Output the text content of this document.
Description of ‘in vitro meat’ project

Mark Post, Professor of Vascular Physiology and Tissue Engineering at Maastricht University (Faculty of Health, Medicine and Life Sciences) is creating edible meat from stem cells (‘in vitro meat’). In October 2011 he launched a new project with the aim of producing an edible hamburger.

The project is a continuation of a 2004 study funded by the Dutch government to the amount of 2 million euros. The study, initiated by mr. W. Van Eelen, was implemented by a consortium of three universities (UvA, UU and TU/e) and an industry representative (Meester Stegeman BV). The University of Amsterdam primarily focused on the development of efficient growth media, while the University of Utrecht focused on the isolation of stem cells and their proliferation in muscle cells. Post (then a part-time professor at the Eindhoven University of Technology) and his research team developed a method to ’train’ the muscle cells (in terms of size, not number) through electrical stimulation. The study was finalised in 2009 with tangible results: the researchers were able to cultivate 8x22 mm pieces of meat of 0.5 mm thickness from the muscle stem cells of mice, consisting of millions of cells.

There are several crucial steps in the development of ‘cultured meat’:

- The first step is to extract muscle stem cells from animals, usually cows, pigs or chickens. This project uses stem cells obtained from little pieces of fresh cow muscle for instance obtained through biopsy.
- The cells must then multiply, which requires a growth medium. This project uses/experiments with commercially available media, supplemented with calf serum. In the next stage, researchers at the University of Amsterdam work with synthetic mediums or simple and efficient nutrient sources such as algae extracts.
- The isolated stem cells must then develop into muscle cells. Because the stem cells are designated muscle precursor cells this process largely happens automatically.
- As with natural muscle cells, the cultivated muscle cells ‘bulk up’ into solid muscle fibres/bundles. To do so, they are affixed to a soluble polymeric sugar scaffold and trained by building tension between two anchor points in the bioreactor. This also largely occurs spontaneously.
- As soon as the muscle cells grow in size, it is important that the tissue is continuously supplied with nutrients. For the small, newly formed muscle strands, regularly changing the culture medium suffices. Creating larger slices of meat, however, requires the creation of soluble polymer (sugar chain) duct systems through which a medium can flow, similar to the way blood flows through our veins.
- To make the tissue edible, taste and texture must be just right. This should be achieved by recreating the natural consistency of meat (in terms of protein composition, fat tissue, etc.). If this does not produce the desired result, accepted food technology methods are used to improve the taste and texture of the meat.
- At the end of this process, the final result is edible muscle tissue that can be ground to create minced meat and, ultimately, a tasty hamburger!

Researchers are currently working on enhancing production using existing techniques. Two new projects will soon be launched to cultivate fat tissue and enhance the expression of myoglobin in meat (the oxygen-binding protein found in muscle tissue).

━━━━━━

**Work instruction**
The entries must all be transcribed exactly.

**Your response**
Output the text content of this document.
Description of ‘in vitro meat’ project

Mark Post, Professor of Vascular Physiology and Tissue Engineering at Maastricht University (Faculty of Health, Medicine and Life Sciences) is creating edible meat from stem cells (‘in vitro meat’). In October 2011 he launched a new project with the aim of producing an edible hamburger.

The project is a continuation of a 2004 study funded by the Dutch government to the amount of 2 million euros. The study, initiated by mr. W. Van Eelen, was implemented by a consortium of three universities (UvA, UU and TU/e) and an industry representative (Meester Stegeman BV). The University of Amsterdam primarily focused on the development of efficient growth media, while the University of Utrecht focused on the isolation of stem cells and their proliferation in muscle cells. Post (then a part-time professor at the Eindhoven University of Technology) and his research team developed a method to ’train’ the muscle cells (in terms of size, not number) through electrical stimulation. The study was finalised in 2009 with tangible results: the researchers were able to cultivate 8x22 mm pieces of meat of 0.5 mm thickness from the muscle stem cells of mice, consisting of millions of cells.

There are several crucial steps in the development of ‘cultured meat’:

- The first step is to extract muscle stem cells from animals, usually cows, pigs or chickens. This project uses stem cells obtained from little pieces of fresh cow muscle for instance obtained through biopsy.
- The cells must then multiply, which requires a growth medium. This project uses/experiments with commercially available media, supplemented with calf serum. In the next stage, researchers at the University of Amsterdam work with synthetic mediums or simple and efficient nutrient sources such as algae extracts.
- The isolated stem cells must then develop into muscle cells. Because the stem cells are designated muscle precursor cells this process largely happens automatically.
- As with natural muscle cells, the cultivated muscle cells ‘bulk up’ into solid muscle fibres/bundles. To do so, they are affixed to a soluble polymeric sugar scaffold and trained by building tension between two anchor points in the bioreactor. This also largely occurs spontaneously.
- As soon as the muscle cells grow in size, it is important that the tissue is continuously supplied with nutrients. For the small, newly formed muscle strands, regularly changing the culture medium suffices. Creating larger slices of meat, however, requires the creation of soluble polymer (sugar chain) duct systems through which a medium can flow, similar to the way blood flows through our veins.
- To make the tissue edible, taste and texture must be just right. This should be achieved by recreating the natural consistency of meat (in terms of protein composition, fat tissue, etc.). If this does not produce the desired result, accepted food technology methods are used to improve the taste and texture of the meat.
- At the end of this process, the final result is edible muscle tissue that can be ground to create minced meat and, ultimately, a tasty hamburger!

Researchers are currently working on enhancing production using existing techniques. Two new projects will soon be launched to cultivate fat tissue and enhance the expression of myoglobin in meat (the oxygen-binding protein found in muscle tissue).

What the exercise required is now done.